- **PROBLEM DETAILS**
Review the material and extract every line in which the word "East" occurs.
● ● ●
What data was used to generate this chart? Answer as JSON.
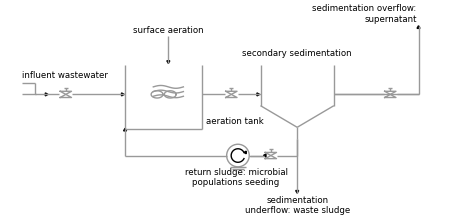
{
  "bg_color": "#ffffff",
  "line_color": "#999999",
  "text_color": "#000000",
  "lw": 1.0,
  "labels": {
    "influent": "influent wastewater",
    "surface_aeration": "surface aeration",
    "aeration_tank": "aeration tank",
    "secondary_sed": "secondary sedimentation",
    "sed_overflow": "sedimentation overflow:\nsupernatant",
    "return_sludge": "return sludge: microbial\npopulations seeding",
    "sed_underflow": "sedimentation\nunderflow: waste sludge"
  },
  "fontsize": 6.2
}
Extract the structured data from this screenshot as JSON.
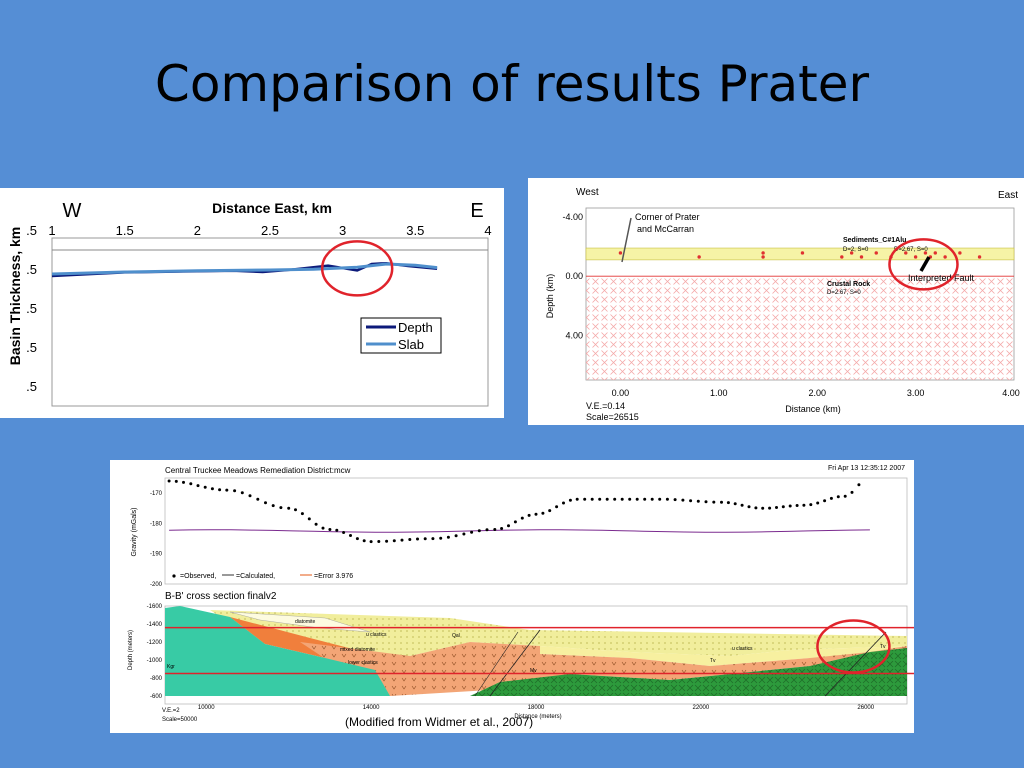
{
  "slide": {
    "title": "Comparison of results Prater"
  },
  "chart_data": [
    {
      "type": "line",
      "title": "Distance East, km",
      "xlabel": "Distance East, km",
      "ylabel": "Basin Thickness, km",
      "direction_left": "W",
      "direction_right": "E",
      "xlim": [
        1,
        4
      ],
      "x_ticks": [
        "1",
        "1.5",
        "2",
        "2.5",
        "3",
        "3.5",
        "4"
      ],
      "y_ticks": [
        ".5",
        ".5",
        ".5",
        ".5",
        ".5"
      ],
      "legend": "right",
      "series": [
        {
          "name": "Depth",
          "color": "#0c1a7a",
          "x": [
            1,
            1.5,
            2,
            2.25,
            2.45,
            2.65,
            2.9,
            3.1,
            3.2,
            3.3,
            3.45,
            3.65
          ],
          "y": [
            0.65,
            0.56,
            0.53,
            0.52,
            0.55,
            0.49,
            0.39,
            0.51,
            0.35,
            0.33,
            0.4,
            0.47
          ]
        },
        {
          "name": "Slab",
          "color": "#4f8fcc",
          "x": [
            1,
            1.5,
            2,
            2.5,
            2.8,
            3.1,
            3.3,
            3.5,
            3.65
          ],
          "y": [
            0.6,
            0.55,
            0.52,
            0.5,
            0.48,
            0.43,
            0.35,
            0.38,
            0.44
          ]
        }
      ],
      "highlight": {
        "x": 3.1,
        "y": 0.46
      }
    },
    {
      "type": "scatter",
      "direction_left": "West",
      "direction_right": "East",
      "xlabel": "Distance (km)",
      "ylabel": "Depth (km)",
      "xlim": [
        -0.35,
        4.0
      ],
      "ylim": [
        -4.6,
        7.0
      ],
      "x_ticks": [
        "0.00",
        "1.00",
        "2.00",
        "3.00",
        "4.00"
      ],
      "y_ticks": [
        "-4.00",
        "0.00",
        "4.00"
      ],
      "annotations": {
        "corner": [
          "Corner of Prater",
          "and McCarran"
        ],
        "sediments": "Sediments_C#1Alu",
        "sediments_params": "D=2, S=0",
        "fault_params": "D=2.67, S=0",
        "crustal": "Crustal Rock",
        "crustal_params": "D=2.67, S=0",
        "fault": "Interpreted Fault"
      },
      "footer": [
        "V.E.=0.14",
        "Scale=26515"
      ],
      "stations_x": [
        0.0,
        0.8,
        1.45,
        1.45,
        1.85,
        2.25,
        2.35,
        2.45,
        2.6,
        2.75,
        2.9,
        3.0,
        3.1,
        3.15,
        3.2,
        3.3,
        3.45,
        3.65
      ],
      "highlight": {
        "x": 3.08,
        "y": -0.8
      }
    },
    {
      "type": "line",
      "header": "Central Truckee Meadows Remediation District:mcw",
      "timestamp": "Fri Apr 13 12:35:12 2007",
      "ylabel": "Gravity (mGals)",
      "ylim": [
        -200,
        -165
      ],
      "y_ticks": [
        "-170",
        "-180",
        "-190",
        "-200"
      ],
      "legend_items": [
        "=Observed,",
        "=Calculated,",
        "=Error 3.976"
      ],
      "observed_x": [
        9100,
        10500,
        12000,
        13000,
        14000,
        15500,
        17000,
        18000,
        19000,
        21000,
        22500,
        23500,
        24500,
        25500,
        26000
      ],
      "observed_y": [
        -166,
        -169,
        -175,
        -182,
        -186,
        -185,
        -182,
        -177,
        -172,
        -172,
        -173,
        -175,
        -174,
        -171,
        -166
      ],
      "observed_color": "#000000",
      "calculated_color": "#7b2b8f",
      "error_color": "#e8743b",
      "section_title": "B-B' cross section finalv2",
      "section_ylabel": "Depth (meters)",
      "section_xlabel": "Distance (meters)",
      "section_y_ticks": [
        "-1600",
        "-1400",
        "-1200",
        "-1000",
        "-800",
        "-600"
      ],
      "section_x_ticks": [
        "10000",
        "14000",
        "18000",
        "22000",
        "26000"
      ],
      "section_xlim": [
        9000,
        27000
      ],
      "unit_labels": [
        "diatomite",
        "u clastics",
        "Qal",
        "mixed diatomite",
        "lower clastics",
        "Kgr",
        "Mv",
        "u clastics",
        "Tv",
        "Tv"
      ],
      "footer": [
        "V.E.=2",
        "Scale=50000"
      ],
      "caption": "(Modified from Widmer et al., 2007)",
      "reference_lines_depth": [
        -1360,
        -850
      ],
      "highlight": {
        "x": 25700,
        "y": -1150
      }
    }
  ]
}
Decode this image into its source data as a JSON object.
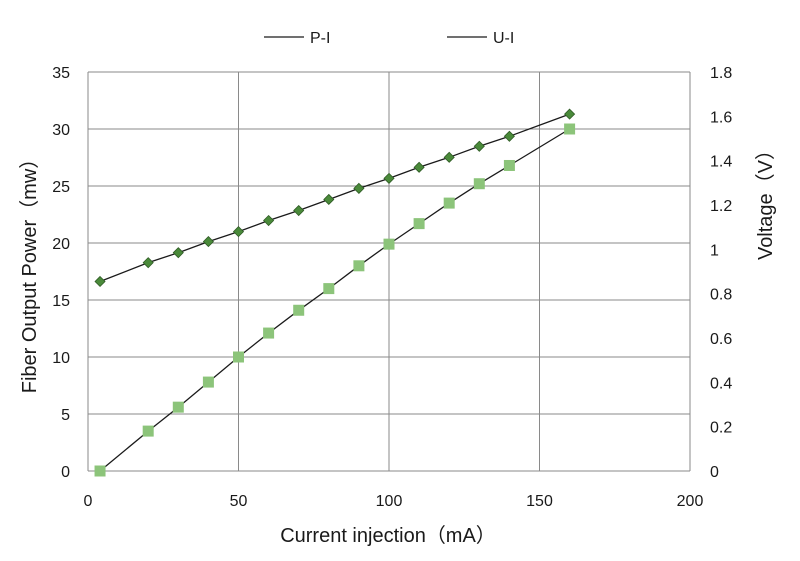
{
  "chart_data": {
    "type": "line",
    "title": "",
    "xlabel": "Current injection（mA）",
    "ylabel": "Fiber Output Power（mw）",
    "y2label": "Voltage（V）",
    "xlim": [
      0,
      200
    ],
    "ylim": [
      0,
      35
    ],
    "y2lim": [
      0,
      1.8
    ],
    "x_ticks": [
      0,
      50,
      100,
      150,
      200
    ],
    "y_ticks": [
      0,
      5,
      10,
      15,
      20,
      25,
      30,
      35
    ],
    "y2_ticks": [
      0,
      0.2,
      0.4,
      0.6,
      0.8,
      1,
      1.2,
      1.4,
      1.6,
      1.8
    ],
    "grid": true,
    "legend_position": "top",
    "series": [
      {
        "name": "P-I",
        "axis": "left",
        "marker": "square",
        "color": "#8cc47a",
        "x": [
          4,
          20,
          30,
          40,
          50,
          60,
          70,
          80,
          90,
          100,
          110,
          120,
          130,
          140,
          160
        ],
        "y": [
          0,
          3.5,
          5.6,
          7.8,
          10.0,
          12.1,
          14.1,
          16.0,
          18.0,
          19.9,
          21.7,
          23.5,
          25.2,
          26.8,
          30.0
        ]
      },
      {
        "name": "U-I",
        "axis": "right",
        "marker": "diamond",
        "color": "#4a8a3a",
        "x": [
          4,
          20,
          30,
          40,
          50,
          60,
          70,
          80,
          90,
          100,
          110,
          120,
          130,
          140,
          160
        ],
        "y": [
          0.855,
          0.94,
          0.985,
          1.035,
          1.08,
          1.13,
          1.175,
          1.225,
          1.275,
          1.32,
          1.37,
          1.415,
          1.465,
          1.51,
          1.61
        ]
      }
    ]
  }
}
● ● ●
- **CORRECT OUTPUT**
      "title": "Distance East, km",
      "xlabel": "Distance East, km",
      "direction_right": "East",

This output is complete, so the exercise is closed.